Copy each line below in which the string "también" occurs.

◇ ◇ ◇ ◇ ◇

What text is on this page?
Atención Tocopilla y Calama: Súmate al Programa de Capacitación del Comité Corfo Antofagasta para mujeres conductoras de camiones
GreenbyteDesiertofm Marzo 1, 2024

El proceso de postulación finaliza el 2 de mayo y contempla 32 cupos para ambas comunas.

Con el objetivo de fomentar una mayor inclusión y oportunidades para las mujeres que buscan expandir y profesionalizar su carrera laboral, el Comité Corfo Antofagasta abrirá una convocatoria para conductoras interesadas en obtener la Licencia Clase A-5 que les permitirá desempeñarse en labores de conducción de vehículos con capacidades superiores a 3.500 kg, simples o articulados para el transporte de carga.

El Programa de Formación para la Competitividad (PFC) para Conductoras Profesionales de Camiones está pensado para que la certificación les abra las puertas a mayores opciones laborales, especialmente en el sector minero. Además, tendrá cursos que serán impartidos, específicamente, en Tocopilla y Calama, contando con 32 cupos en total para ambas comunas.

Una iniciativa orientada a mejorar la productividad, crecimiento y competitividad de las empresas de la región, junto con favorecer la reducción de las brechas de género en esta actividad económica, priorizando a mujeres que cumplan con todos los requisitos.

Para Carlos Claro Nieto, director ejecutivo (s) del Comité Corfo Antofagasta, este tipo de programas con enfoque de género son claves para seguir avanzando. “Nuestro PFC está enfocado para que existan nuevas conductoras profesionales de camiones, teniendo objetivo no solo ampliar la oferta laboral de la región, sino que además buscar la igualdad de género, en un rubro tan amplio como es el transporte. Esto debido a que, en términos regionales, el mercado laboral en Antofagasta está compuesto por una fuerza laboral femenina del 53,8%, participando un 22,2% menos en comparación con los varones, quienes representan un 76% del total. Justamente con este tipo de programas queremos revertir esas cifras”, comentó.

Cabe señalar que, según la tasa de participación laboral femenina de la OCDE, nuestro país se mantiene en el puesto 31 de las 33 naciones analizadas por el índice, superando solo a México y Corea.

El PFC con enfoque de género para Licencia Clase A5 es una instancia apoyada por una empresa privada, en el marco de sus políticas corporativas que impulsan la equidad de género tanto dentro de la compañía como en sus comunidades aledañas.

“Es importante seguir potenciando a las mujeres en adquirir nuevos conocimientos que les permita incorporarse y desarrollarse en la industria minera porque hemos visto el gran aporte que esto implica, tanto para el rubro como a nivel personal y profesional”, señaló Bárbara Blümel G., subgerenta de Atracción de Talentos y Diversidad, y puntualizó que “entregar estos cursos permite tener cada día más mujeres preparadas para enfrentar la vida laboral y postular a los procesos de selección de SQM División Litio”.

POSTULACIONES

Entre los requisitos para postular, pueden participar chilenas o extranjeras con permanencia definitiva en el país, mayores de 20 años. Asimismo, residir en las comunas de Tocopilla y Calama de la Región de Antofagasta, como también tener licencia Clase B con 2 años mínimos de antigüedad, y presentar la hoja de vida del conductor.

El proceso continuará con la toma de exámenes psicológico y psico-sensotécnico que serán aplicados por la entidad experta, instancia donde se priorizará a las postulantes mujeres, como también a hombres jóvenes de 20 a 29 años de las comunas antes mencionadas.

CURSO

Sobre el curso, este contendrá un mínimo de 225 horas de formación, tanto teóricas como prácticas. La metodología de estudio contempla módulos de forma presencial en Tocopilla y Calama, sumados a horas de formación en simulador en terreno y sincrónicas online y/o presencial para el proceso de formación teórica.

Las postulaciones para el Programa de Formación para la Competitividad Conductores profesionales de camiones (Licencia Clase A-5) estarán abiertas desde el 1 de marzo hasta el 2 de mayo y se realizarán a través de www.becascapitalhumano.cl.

◇ ◇ ◇ ◇ ◇

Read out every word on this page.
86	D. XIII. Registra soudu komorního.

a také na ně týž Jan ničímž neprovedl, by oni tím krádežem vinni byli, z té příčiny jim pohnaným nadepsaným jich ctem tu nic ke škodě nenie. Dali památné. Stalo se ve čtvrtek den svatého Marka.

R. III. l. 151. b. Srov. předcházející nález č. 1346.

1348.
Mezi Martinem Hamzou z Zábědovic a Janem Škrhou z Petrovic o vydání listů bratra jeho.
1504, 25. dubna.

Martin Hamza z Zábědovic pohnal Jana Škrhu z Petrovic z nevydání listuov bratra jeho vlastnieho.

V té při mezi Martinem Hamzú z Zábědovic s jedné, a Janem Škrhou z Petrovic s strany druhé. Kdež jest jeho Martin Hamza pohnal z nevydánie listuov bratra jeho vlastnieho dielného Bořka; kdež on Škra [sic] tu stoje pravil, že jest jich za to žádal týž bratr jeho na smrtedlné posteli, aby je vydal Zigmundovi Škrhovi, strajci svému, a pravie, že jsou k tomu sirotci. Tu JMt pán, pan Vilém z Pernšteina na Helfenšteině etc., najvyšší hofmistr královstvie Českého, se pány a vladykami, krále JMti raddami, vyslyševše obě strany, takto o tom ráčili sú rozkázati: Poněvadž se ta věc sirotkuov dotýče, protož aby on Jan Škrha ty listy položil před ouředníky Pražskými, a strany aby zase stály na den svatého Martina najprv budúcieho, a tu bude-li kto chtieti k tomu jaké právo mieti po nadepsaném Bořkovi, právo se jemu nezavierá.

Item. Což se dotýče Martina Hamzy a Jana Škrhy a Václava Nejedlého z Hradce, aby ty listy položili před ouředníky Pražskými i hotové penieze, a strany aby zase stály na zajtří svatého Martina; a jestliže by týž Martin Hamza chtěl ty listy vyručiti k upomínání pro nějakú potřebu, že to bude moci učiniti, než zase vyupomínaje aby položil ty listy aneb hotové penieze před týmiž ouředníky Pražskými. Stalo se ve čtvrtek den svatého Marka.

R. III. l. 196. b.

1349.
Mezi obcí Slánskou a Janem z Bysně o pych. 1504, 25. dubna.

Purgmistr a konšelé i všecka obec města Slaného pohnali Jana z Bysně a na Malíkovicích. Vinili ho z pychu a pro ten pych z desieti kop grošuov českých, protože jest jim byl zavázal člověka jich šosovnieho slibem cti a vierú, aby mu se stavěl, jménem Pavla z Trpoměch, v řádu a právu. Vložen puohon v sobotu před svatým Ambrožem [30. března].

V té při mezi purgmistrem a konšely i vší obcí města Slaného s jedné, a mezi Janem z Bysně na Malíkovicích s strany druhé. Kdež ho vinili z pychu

◇ ◇ ◇ ◇ ◇

— The solution —
Entre los requisitos para postular, pueden participar chilenas o extranjeras con permanencia definitiva en el país, mayores de 20 años. Asimismo, residir en las comunas de Tocopilla y Calama de la Región de Antofagasta, como también tener licencia Clase B con 2 años mínimos de antigüedad, y presentar la hoja de vida del conductor.
El proceso continuará con la toma de exámenes psicológico y psico-sensotécnico que serán aplicados por la entidad experta, instancia donde se priorizará a las postulantes mujeres, como también a hombres jóvenes de 20 a 29 años de las comunas antes mencionadas.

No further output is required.